OBJECTIVE: Reproduce the stretch from the first line through the line that contains "y-axis-title: Frequency bbox=[23, 345, 42, 446]", including both of those lines.

A run of lines
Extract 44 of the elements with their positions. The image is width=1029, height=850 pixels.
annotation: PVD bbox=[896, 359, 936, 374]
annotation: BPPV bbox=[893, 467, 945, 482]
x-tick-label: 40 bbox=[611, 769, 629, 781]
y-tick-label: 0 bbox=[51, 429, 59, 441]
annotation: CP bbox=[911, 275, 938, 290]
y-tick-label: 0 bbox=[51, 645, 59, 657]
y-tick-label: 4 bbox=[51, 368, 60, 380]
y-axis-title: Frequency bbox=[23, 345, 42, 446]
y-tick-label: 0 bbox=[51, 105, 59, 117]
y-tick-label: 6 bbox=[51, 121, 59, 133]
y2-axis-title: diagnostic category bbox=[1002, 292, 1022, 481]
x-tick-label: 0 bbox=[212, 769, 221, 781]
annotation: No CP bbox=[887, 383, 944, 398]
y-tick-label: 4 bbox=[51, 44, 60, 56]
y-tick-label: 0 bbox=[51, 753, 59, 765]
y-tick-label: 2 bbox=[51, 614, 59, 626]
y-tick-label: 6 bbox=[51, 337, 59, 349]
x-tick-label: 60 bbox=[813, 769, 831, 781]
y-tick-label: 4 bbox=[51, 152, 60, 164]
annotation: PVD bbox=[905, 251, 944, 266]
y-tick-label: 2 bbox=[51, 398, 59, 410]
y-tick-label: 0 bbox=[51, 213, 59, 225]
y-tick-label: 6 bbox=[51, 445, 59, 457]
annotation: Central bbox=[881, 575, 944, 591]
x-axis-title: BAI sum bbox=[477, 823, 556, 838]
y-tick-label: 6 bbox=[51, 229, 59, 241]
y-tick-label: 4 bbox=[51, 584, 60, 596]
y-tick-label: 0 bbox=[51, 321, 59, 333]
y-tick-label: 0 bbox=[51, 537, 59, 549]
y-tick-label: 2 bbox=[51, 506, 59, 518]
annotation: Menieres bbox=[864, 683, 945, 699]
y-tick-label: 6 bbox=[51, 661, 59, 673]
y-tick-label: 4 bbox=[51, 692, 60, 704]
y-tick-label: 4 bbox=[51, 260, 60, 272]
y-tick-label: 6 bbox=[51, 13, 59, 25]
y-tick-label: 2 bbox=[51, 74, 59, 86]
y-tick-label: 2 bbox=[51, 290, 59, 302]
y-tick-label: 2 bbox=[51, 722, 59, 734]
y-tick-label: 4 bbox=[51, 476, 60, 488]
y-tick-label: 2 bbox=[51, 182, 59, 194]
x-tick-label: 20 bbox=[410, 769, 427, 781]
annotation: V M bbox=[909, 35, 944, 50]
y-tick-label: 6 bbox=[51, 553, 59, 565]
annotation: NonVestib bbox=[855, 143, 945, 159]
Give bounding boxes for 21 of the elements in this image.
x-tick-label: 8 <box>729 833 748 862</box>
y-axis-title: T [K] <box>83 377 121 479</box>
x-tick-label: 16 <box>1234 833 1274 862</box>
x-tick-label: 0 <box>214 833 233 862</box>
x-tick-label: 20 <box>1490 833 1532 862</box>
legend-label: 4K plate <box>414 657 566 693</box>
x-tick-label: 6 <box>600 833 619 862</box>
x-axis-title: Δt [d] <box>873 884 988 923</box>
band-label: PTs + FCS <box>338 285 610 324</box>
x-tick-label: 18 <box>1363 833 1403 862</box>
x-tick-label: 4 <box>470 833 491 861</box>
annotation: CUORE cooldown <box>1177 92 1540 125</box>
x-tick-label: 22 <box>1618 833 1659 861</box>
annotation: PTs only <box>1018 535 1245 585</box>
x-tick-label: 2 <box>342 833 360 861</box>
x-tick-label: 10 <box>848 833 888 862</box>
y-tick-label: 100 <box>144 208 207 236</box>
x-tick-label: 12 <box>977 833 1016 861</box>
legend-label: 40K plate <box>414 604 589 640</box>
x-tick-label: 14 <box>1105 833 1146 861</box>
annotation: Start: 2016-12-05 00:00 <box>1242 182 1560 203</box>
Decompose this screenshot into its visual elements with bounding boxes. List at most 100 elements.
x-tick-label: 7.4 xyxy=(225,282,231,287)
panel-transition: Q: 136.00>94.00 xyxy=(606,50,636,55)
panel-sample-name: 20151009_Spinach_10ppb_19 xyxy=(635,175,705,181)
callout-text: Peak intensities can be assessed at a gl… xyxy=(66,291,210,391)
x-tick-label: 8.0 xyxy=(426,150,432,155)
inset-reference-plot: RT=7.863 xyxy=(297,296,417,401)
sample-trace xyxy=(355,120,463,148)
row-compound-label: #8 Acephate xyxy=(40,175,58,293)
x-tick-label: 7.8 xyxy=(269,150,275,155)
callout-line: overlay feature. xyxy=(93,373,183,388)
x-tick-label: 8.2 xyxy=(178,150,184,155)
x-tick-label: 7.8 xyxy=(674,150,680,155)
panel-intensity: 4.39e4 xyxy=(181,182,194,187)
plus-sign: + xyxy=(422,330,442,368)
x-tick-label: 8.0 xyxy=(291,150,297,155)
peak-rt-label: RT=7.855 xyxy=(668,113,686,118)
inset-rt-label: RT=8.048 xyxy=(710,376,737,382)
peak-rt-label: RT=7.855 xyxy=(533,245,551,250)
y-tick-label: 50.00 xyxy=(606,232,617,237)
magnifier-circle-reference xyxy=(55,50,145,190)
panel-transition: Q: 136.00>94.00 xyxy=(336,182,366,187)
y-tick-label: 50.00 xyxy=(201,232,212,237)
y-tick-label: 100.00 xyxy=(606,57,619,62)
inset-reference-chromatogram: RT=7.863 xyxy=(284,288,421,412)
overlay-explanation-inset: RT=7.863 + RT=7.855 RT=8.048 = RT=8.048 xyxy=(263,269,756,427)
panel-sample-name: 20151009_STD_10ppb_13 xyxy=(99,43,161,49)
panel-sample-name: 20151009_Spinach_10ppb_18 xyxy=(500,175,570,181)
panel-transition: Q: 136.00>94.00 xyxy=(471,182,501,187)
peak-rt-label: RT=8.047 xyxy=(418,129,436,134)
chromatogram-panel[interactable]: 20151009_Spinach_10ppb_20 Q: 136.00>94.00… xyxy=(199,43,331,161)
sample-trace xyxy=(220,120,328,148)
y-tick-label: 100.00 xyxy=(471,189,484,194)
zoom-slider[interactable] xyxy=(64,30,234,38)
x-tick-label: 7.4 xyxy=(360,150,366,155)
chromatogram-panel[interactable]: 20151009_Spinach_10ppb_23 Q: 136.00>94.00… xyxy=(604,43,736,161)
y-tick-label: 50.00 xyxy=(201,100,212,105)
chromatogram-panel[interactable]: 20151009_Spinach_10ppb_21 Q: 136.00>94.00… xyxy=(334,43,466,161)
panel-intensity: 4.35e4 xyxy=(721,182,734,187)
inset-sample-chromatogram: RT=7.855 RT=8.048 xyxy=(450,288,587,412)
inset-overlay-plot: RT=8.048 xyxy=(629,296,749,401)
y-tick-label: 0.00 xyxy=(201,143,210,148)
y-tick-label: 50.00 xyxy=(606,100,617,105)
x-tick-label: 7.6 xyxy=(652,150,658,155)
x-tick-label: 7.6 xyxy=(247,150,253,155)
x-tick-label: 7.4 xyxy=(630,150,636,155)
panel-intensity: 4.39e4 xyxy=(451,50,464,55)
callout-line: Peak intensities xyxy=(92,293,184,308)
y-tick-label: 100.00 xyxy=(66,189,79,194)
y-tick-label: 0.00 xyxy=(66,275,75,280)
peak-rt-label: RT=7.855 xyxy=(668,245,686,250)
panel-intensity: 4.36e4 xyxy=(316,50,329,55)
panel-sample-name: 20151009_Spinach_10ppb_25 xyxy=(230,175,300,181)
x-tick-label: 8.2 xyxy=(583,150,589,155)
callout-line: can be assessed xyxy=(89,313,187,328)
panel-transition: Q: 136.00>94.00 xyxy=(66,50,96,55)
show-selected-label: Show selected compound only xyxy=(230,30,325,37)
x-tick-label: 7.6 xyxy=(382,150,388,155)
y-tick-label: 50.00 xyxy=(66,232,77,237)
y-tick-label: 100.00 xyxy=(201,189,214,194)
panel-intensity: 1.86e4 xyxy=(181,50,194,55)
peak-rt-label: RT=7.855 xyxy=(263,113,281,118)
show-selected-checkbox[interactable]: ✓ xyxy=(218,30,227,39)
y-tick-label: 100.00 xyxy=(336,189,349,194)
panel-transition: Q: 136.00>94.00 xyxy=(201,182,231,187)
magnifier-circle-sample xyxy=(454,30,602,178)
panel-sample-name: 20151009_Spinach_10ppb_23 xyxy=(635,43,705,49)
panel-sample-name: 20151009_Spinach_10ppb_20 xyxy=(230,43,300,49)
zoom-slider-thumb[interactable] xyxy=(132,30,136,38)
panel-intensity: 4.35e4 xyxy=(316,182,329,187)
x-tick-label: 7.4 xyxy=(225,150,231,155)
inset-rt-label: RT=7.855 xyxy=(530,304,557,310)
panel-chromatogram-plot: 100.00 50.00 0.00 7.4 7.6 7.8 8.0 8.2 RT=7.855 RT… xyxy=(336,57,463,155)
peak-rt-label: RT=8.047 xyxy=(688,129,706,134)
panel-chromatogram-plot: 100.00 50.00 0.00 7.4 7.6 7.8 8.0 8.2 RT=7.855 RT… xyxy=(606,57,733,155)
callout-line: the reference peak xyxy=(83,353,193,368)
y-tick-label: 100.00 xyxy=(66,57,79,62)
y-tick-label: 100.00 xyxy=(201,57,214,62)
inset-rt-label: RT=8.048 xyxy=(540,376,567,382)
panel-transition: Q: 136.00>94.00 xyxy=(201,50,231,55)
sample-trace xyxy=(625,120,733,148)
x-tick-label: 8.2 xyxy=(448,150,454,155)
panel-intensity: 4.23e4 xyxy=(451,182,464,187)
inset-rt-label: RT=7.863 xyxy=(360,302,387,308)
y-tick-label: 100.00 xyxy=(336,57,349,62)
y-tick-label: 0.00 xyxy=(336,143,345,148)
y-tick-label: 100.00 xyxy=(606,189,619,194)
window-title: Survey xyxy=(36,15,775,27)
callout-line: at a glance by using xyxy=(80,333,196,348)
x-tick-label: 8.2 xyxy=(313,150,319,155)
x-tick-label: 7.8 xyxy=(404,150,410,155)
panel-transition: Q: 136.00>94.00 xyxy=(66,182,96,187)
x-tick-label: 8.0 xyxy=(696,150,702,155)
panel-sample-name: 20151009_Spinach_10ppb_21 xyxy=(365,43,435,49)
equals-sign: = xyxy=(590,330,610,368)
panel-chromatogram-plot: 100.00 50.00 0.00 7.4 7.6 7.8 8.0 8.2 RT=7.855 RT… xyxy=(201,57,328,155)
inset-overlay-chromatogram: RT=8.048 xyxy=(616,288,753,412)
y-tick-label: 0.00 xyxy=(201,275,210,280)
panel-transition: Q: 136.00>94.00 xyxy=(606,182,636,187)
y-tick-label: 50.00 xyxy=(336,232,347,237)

OUTPUT:
Extract 44 of the elements with their positions. The image is width=1029, height=850 pixels.
annotation: PVD bbox=[896, 359, 936, 374]
annotation: BPPV bbox=[893, 467, 945, 482]
x-tick-label: 40 bbox=[611, 769, 629, 781]
y-tick-label: 0 bbox=[51, 429, 59, 441]
annotation: CP bbox=[911, 275, 938, 290]
y-tick-label: 0 bbox=[51, 645, 59, 657]
y-tick-label: 4 bbox=[51, 368, 60, 380]
y-axis-title: Frequency bbox=[23, 345, 42, 446]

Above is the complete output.